** EXERCISE INSTRUCTIONS **
Reproduce every entry in the listing without alteration.

** MATERIAL FOR THE TASK **
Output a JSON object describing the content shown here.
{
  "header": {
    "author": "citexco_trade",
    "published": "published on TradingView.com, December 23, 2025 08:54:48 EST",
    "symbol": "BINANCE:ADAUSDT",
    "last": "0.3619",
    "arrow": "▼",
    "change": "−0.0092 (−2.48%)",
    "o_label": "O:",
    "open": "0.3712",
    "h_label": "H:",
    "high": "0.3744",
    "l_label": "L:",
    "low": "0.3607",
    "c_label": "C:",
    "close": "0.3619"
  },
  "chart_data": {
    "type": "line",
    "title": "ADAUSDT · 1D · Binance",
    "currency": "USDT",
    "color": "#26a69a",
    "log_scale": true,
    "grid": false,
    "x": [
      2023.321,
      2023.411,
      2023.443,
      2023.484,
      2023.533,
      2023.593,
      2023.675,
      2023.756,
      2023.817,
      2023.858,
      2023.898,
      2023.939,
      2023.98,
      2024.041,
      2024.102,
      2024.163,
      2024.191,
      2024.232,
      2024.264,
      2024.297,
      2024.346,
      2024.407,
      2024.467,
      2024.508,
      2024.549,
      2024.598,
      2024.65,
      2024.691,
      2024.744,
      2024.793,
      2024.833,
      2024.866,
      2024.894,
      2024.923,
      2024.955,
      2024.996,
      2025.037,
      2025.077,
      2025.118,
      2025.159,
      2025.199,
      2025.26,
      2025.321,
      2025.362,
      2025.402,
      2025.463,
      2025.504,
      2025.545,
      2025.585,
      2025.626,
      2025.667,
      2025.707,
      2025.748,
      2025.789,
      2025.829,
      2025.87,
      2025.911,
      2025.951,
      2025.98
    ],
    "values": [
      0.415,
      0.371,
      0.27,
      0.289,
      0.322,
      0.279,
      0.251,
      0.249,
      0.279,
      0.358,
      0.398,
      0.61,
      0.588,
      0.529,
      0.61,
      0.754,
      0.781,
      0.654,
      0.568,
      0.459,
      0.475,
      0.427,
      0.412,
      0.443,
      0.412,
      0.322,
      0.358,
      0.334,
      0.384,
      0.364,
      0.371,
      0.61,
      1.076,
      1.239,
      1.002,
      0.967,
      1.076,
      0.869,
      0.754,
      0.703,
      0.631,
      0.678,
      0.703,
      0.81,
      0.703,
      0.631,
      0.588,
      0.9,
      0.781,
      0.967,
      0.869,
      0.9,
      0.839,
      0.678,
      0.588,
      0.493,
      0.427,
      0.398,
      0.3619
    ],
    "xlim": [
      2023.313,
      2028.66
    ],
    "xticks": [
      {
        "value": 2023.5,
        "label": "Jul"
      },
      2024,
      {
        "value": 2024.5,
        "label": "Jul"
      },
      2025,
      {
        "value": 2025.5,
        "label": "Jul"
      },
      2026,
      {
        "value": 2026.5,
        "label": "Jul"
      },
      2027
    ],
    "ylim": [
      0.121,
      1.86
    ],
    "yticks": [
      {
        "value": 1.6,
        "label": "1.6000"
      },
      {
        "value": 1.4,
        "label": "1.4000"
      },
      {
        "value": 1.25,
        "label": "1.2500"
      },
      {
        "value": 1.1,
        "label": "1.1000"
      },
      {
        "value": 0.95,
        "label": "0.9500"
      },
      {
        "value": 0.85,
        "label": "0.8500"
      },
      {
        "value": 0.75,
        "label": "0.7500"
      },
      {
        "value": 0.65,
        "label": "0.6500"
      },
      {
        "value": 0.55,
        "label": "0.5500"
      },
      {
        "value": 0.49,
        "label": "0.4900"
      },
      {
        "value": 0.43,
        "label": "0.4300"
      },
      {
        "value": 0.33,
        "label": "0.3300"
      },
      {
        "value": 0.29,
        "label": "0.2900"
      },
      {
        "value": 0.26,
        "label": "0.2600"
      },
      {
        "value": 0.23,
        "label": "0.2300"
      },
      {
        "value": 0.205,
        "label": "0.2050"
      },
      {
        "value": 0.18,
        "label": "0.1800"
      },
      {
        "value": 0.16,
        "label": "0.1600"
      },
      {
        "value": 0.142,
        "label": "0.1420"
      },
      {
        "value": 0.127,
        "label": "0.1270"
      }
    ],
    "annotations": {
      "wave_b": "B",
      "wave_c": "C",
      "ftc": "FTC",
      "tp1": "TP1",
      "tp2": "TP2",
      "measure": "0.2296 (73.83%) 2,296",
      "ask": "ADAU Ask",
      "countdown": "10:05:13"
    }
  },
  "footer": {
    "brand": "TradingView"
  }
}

** THE SOLUTION **
Output a JSON object describing the content shown here.
{
  "header": {
    "author": "citexco_trade",
    "published": "published on TradingView.com, December 23, 2025 08:54:48 EST",
    "symbol": "BINANCE:ADAUSDT",
    "last": "0.3619",
    "arrow": "▼",
    "change": "−0.0092 (−2.48%)",
    "o_label": "O:",
    "open": "0.3712",
    "h_label": "H:",
    "high": "0.3744",
    "l_label": "L:",
    "low": "0.3607",
    "c_label": "C:",
    "close": "0.3619"
  },
  "chart_data": {
    "type": "line",
    "title": "ADAUSDT · 1D · Binance",
    "currency": "USDT",
    "color": "#26a69a",
    "log_scale": true,
    "grid": false,
    "x": [
      2023.321,
      2023.411,
      2023.443,
      2023.484,
      2023.533,
      2023.593,
      2023.675,
      2023.756,
      2023.817,
      2023.858,
      2023.898,
      2023.939,
      2023.98,
      2024.041,
      2024.102,
      2024.163,
      2024.191,
      2024.232,
      2024.264,
      2024.297,
      2024.346,
      2024.407,
      2024.467,
      2024.508,
      2024.549,
      2024.598,
      2024.65,
      2024.691,
      2024.744,
      2024.793,
      2024.833,
      2024.866,
      2024.894,
      2024.923,
      2024.955,
      2024.996,
      2025.037,
      2025.077,
      2025.118,
      2025.159,
      2025.199,
      2025.26,
      2025.321,
      2025.362,
      2025.402,
      2025.463,
      2025.504,
      2025.545,
      2025.585,
      2025.626,
      2025.667,
      2025.707,
      2025.748,
      2025.789,
      2025.829,
      2025.87,
      2025.911,
      2025.951,
      2025.98
    ],
    "values": [
      0.415,
      0.371,
      0.27,
      0.289,
      0.322,
      0.279,
      0.251,
      0.249,
      0.279,
      0.358,
      0.398,
      0.61,
      0.588,
      0.529,
      0.61,
      0.754,
      0.781,
      0.654,
      0.568,
      0.459,
      0.475,
      0.427,
      0.412,
      0.443,
      0.412,
      0.322,
      0.358,
      0.334,
      0.384,
      0.364,
      0.371,
      0.61,
      1.076,
      1.239,
      1.002,
      0.967,
      1.076,
      0.869,
      0.754,
      0.703,
      0.631,
      0.678,
      0.703,
      0.81,
      0.703,
      0.631,
      0.588,
      0.9,
      0.781,
      0.967,
      0.869,
      0.9,
      0.839,
      0.678,
      0.588,
      0.493,
      0.427,
      0.398,
      0.3619
    ],
    "xlim": [
      2023.313,
      2028.66
    ],
    "xticks": [
      {
        "value": 2023.5,
        "label": "Jul"
      },
      2024,
      {
        "value": 2024.5,
        "label": "Jul"
      },
      2025,
      {
        "value": 2025.5,
        "label": "Jul"
      },
      2026,
      {
        "value": 2026.5,
        "label": "Jul"
      },
      2027
    ],
    "ylim": [
      0.121,
      1.86
    ],
    "yticks": [
      {
        "value": 1.6,
        "label": "1.6000"
      },
      {
        "value": 1.4,
        "label": "1.4000"
      },
      {
        "value": 1.25,
        "label": "1.2500"
      },
      {
        "value": 1.1,
        "label": "1.1000"
      },
      {
        "value": 0.95,
        "label": "0.9500"
      },
      {
        "value": 0.85,
        "label": "0.8500"
      },
      {
        "value": 0.75,
        "label": "0.7500"
      },
      {
        "value": 0.65,
        "label": "0.6500"
      },
      {
        "value": 0.55,
        "label": "0.5500"
      },
      {
        "value": 0.49,
        "label": "0.4900"
      },
      {
        "value": 0.43,
        "label": "0.4300"
      },
      {
        "value": 0.33,
        "label": "0.3300"
      },
      {
        "value": 0.29,
        "label": "0.2900"
      },
      {
        "value": 0.26,
        "label": "0.2600"
      },
      {
        "value": 0.23,
        "label": "0.2300"
      },
      {
        "value": 0.205,
        "label": "0.2050"
      },
      {
        "value": 0.18,
        "label": "0.1800"
      },
      {
        "value": 0.16,
        "label": "0.1600"
      },
      {
        "value": 0.142,
        "label": "0.1420"
      },
      {
        "value": 0.127,
        "label": "0.1270"
      }
    ],
    "annotations": {
      "wave_b": "B",
      "wave_c": "C",
      "ftc": "FTC",
      "tp1": "TP1",
      "tp2": "TP2",
      "measure": "0.2296 (73.83%) 2,296",
      "ask": "ADAU Ask",
      "countdown": "10:05:13"
    }
  },
  "footer": {
    "brand": "TradingView"
  }
}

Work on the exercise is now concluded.